Stated exercise: How many lines in the records below hold the string "Firm"? Answer with the number alone.

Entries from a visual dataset
— BEGIN —
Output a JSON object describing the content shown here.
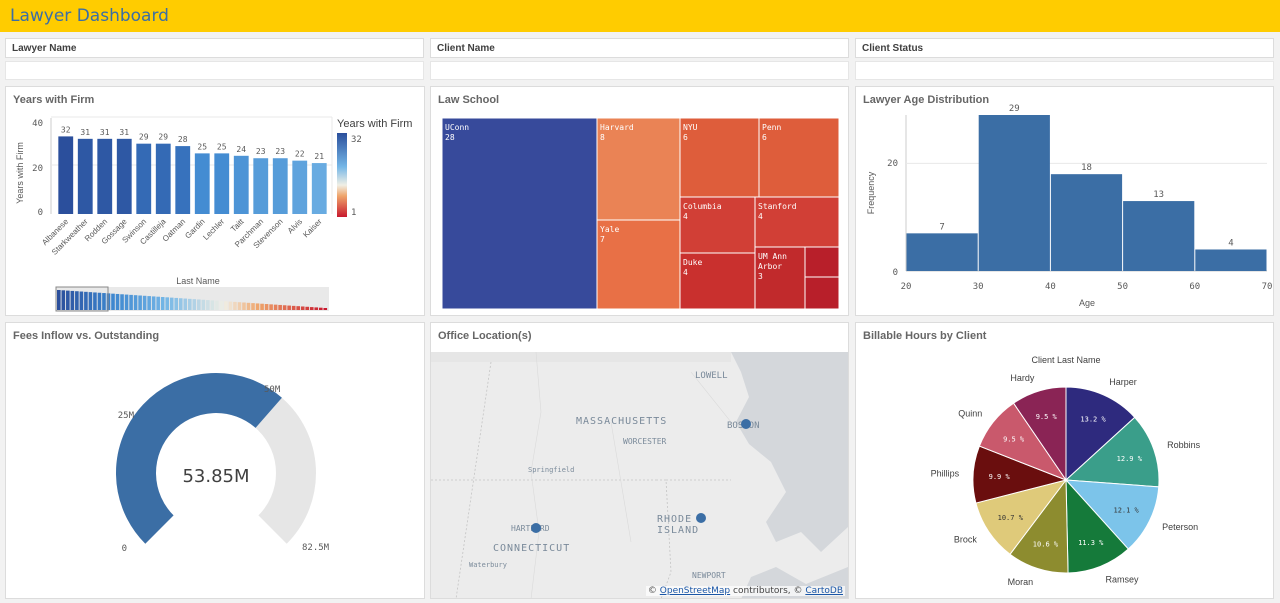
{
  "app": {
    "title": "Lawyer Dashboard"
  },
  "filters": [
    {
      "label": "Lawyer Name"
    },
    {
      "label": "Client Name"
    },
    {
      "label": "Client Status"
    }
  ],
  "years_panel": {
    "title": "Years with Firm",
    "legend_title": "Years with Firm",
    "legend_max": "32",
    "legend_min": "1",
    "scrollbar_label": "Last Name"
  },
  "law_panel": {
    "title": "Law School"
  },
  "age_panel": {
    "title": "Lawyer Age Distribution"
  },
  "fees_panel": {
    "title": "Fees Inflow vs. Outstanding",
    "value_text": "53.85M",
    "labels": {
      "zero": "0",
      "q1": "25M",
      "q2": "50M",
      "max": "82.5M"
    }
  },
  "office_panel": {
    "title": "Office Location(s)",
    "places": {
      "lowell": "LOWELL",
      "massachusetts": "MASSACHUSETTS",
      "worcester": "WORCESTER",
      "boston": "BOSTON",
      "springfield": "Springfield",
      "hartford": "HARTFORD",
      "connecticut": "CONNECTICUT",
      "rhode": "RHODE",
      "island": "ISLAND",
      "waterbury": "Waterbury",
      "newport": "NEWPORT"
    },
    "credit_prefix": "©",
    "credit_osm": "OpenStreetMap",
    "credit_mid": "contributors, ©",
    "credit_carto": "CartoDB"
  },
  "billable_panel": {
    "title": "Billable Hours by Client"
  },
  "colors": {
    "header": "#ffcc00",
    "bar_dark": "#2b4f9c",
    "histogram": "#3b6ea5",
    "gauge": "#3b6ea5"
  },
  "chart_data": [
    {
      "type": "bar",
      "title": "Years with Firm",
      "xlabel": "Last Name",
      "ylabel": "Years with Firm",
      "ylim": [
        0,
        40
      ],
      "yticks": [
        "0",
        "20",
        "40"
      ],
      "categories": [
        "Albanese",
        "Starkweather",
        "Rodden",
        "Gossage",
        "Swinson",
        "Castilleja",
        "Oatman",
        "Gardin",
        "Lechler",
        "Taitt",
        "Parchman",
        "Stevenson",
        "Alvis",
        "Kaiser"
      ],
      "values": [
        32,
        31,
        31,
        31,
        29,
        29,
        28,
        25,
        25,
        24,
        23,
        23,
        22,
        21
      ],
      "color_range": [
        1,
        32
      ]
    },
    {
      "type": "treemap",
      "title": "Law School",
      "items": [
        {
          "name": "UConn",
          "value": 28
        },
        {
          "name": "Harvard",
          "value": 8
        },
        {
          "name": "Yale",
          "value": 7
        },
        {
          "name": "NYU",
          "value": 6
        },
        {
          "name": "Penn",
          "value": 6
        },
        {
          "name": "Columbia",
          "value": 4
        },
        {
          "name": "Stanford",
          "value": 4
        },
        {
          "name": "Duke",
          "value": 4
        },
        {
          "name": "UM Ann Arbor",
          "value": 3
        }
      ]
    },
    {
      "type": "bar",
      "title": "Lawyer Age Distribution",
      "xlabel": "Age",
      "ylabel": "Frequency",
      "xticks": [
        "20",
        "30",
        "40",
        "50",
        "60",
        "70"
      ],
      "yticks": [
        "0",
        "20"
      ],
      "bins": [
        [
          20,
          30
        ],
        [
          30,
          40
        ],
        [
          40,
          50
        ],
        [
          50,
          60
        ],
        [
          60,
          70
        ]
      ],
      "values": [
        7,
        29,
        18,
        13,
        4
      ],
      "ylim": [
        0,
        29
      ]
    },
    {
      "type": "gauge",
      "title": "Fees Inflow vs. Outstanding",
      "value": 53.85,
      "min": 0,
      "max": 82.5,
      "unit": "M"
    },
    {
      "type": "pie",
      "title": "Client Last Name",
      "slices": [
        {
          "name": "Harper",
          "value": 13.2,
          "label": "13.2 %",
          "color": "#2e2a7e"
        },
        {
          "name": "Robbins",
          "value": 12.9,
          "label": "12.9 %",
          "color": "#3a9e8a"
        },
        {
          "name": "Peterson",
          "value": 12.1,
          "label": "12.1 %",
          "color": "#7cc4ea"
        },
        {
          "name": "Ramsey",
          "value": 11.3,
          "label": "11.3 %",
          "color": "#157a3a"
        },
        {
          "name": "Moran",
          "value": 10.6,
          "label": "10.6 %",
          "color": "#8d8c2f"
        },
        {
          "name": "Brock",
          "value": 10.7,
          "label": "10.7 %",
          "color": "#dfca7a"
        },
        {
          "name": "Phillips",
          "value": 9.9,
          "label": "9.9 %",
          "color": "#6a0e0e"
        },
        {
          "name": "Quinn",
          "value": 9.5,
          "label": "9.5 %",
          "color": "#c9596c"
        },
        {
          "name": "Hardy",
          "value": 9.5,
          "label": "9.5 %",
          "color": "#8a2455"
        }
      ]
    }
  ]
}
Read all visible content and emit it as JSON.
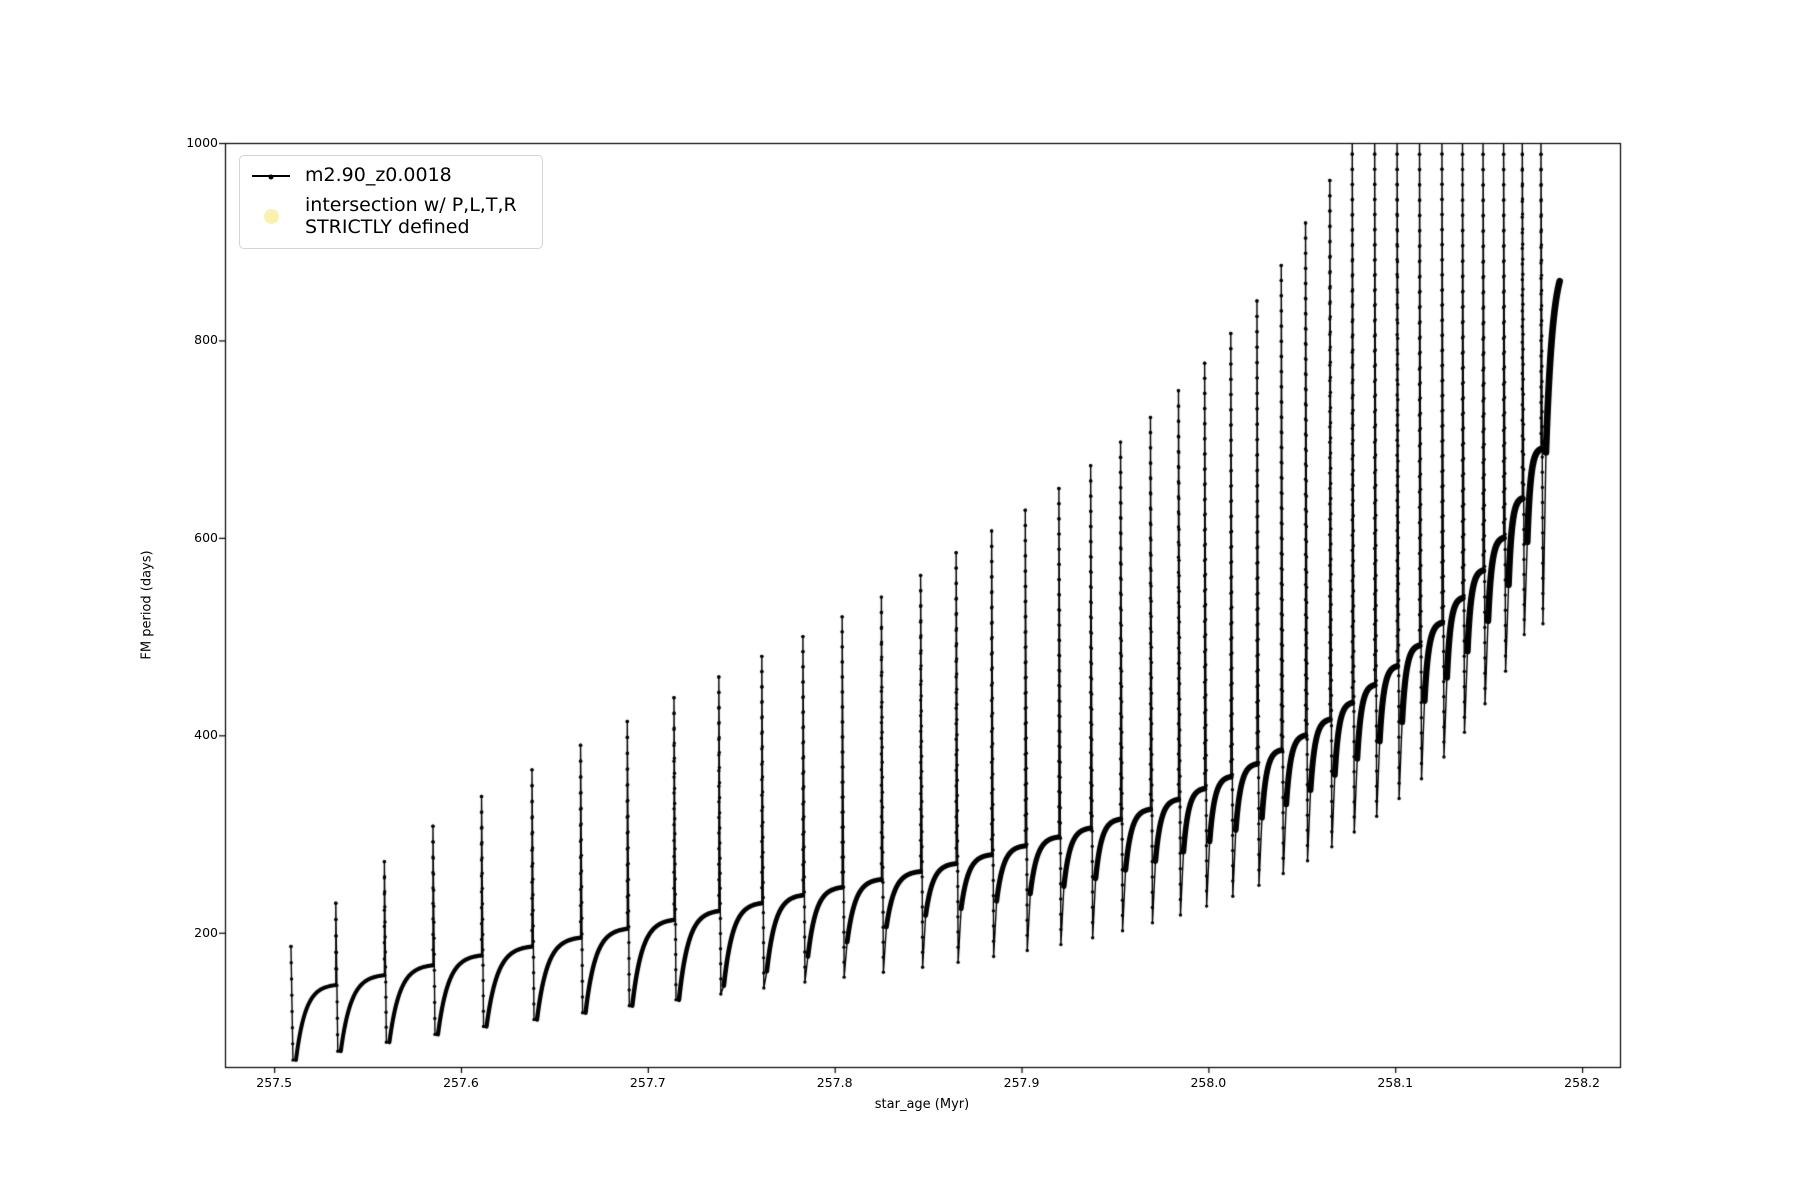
— END —
Full solution: 4